WHAT IS ASKED: Give the material again in full, matching it exactly.

=== TASK DATA ===

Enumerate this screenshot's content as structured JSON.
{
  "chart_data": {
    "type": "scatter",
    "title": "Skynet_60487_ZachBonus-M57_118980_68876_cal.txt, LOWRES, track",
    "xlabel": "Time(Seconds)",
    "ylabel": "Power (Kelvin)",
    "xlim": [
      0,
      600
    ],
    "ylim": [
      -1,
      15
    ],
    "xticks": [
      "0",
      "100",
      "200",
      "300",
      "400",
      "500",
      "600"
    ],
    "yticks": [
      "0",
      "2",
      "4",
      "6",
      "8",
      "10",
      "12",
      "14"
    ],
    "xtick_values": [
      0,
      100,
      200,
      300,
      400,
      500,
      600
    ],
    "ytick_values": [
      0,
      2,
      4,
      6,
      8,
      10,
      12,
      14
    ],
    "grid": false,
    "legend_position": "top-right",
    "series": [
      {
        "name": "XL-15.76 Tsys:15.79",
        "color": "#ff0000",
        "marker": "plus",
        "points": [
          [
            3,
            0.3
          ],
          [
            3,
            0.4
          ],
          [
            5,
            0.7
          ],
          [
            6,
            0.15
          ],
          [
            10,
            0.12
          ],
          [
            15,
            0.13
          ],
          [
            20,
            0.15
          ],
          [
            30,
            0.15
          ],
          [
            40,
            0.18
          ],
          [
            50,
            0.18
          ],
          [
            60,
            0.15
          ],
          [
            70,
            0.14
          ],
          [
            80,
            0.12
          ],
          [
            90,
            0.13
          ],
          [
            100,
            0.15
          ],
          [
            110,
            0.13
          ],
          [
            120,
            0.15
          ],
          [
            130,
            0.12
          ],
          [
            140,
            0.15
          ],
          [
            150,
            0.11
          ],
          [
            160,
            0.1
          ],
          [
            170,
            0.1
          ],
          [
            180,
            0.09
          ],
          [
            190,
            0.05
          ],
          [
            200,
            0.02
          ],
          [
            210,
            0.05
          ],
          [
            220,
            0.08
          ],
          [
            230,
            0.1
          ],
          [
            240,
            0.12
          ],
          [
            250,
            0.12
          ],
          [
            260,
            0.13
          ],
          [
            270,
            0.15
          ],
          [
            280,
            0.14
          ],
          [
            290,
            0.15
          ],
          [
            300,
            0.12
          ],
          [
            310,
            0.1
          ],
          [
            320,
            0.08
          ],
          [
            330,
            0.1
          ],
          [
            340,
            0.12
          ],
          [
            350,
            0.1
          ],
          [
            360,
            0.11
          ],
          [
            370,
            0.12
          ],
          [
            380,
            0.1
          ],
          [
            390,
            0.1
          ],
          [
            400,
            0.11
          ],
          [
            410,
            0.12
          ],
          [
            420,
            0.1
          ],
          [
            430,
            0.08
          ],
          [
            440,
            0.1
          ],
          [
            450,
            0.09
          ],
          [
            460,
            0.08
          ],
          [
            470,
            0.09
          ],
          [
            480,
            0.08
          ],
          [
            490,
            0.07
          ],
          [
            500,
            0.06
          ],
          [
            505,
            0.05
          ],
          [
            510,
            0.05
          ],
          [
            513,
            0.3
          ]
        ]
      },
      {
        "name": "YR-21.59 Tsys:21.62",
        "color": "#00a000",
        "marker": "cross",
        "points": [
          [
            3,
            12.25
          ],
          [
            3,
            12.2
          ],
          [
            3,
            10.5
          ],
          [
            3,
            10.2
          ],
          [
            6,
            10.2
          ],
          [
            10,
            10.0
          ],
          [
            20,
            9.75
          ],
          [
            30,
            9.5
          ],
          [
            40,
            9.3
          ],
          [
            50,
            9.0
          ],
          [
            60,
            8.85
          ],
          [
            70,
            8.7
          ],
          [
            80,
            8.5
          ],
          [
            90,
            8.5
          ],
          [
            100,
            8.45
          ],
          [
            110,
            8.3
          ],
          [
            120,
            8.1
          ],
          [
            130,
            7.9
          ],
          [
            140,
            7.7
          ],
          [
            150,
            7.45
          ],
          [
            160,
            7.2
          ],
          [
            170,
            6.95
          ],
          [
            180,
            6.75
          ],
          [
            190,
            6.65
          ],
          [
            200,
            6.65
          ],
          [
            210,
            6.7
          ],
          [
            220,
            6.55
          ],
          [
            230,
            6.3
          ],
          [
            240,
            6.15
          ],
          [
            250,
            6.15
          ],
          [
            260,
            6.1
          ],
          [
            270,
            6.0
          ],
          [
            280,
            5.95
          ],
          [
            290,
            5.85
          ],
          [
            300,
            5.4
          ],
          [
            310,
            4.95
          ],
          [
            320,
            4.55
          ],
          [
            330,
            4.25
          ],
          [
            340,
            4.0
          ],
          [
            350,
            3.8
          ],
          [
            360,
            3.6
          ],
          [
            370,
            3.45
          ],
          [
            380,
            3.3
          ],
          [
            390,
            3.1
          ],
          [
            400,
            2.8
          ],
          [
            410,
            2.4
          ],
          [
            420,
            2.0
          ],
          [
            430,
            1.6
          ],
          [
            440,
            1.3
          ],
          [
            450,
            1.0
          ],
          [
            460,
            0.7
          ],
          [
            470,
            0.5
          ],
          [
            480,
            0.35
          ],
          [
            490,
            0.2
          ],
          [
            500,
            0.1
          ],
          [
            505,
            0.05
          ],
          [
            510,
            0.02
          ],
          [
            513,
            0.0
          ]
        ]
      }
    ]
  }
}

===

ANSWER:
Enumerate this screenshot's content as structured JSON.
{
  "chart_data": {
    "type": "scatter",
    "title": "Skynet_60487_ZachBonus-M57_118980_68876_cal.txt, LOWRES, track",
    "xlabel": "Time(Seconds)",
    "ylabel": "Power (Kelvin)",
    "xlim": [
      0,
      600
    ],
    "ylim": [
      -1,
      15
    ],
    "xticks": [
      "0",
      "100",
      "200",
      "300",
      "400",
      "500",
      "600"
    ],
    "yticks": [
      "0",
      "2",
      "4",
      "6",
      "8",
      "10",
      "12",
      "14"
    ],
    "xtick_values": [
      0,
      100,
      200,
      300,
      400,
      500,
      600
    ],
    "ytick_values": [
      0,
      2,
      4,
      6,
      8,
      10,
      12,
      14
    ],
    "grid": false,
    "legend_position": "top-right",
    "series": [
      {
        "name": "XL-15.76 Tsys:15.79",
        "color": "#ff0000",
        "marker": "plus",
        "points": [
          [
            3,
            0.3
          ],
          [
            3,
            0.4
          ],
          [
            5,
            0.7
          ],
          [
            6,
            0.15
          ],
          [
            10,
            0.12
          ],
          [
            15,
            0.13
          ],
          [
            20,
            0.15
          ],
          [
            30,
            0.15
          ],
          [
            40,
            0.18
          ],
          [
            50,
            0.18
          ],
          [
            60,
            0.15
          ],
          [
            70,
            0.14
          ],
          [
            80,
            0.12
          ],
          [
            90,
            0.13
          ],
          [
            100,
            0.15
          ],
          [
            110,
            0.13
          ],
          [
            120,
            0.15
          ],
          [
            130,
            0.12
          ],
          [
            140,
            0.15
          ],
          [
            150,
            0.11
          ],
          [
            160,
            0.1
          ],
          [
            170,
            0.1
          ],
          [
            180,
            0.09
          ],
          [
            190,
            0.05
          ],
          [
            200,
            0.02
          ],
          [
            210,
            0.05
          ],
          [
            220,
            0.08
          ],
          [
            230,
            0.1
          ],
          [
            240,
            0.12
          ],
          [
            250,
            0.12
          ],
          [
            260,
            0.13
          ],
          [
            270,
            0.15
          ],
          [
            280,
            0.14
          ],
          [
            290,
            0.15
          ],
          [
            300,
            0.12
          ],
          [
            310,
            0.1
          ],
          [
            320,
            0.08
          ],
          [
            330,
            0.1
          ],
          [
            340,
            0.12
          ],
          [
            350,
            0.1
          ],
          [
            360,
            0.11
          ],
          [
            370,
            0.12
          ],
          [
            380,
            0.1
          ],
          [
            390,
            0.1
          ],
          [
            400,
            0.11
          ],
          [
            410,
            0.12
          ],
          [
            420,
            0.1
          ],
          [
            430,
            0.08
          ],
          [
            440,
            0.1
          ],
          [
            450,
            0.09
          ],
          [
            460,
            0.08
          ],
          [
            470,
            0.09
          ],
          [
            480,
            0.08
          ],
          [
            490,
            0.07
          ],
          [
            500,
            0.06
          ],
          [
            505,
            0.05
          ],
          [
            510,
            0.05
          ],
          [
            513,
            0.3
          ]
        ]
      },
      {
        "name": "YR-21.59 Tsys:21.62",
        "color": "#00a000",
        "marker": "cross",
        "points": [
          [
            3,
            12.25
          ],
          [
            3,
            12.2
          ],
          [
            3,
            10.5
          ],
          [
            3,
            10.2
          ],
          [
            6,
            10.2
          ],
          [
            10,
            10.0
          ],
          [
            20,
            9.75
          ],
          [
            30,
            9.5
          ],
          [
            40,
            9.3
          ],
          [
            50,
            9.0
          ],
          [
            60,
            8.85
          ],
          [
            70,
            8.7
          ],
          [
            80,
            8.5
          ],
          [
            90,
            8.5
          ],
          [
            100,
            8.45
          ],
          [
            110,
            8.3
          ],
          [
            120,
            8.1
          ],
          [
            130,
            7.9
          ],
          [
            140,
            7.7
          ],
          [
            150,
            7.45
          ],
          [
            160,
            7.2
          ],
          [
            170,
            6.95
          ],
          [
            180,
            6.75
          ],
          [
            190,
            6.65
          ],
          [
            200,
            6.65
          ],
          [
            210,
            6.7
          ],
          [
            220,
            6.55
          ],
          [
            230,
            6.3
          ],
          [
            240,
            6.15
          ],
          [
            250,
            6.15
          ],
          [
            260,
            6.1
          ],
          [
            270,
            6.0
          ],
          [
            280,
            5.95
          ],
          [
            290,
            5.85
          ],
          [
            300,
            5.4
          ],
          [
            310,
            4.95
          ],
          [
            320,
            4.55
          ],
          [
            330,
            4.25
          ],
          [
            340,
            4.0
          ],
          [
            350,
            3.8
          ],
          [
            360,
            3.6
          ],
          [
            370,
            3.45
          ],
          [
            380,
            3.3
          ],
          [
            390,
            3.1
          ],
          [
            400,
            2.8
          ],
          [
            410,
            2.4
          ],
          [
            420,
            2.0
          ],
          [
            430,
            1.6
          ],
          [
            440,
            1.3
          ],
          [
            450,
            1.0
          ],
          [
            460,
            0.7
          ],
          [
            470,
            0.5
          ],
          [
            480,
            0.35
          ],
          [
            490,
            0.2
          ],
          [
            500,
            0.1
          ],
          [
            505,
            0.05
          ],
          [
            510,
            0.02
          ],
          [
            513,
            0.0
          ]
        ]
      }
    ]
  }
}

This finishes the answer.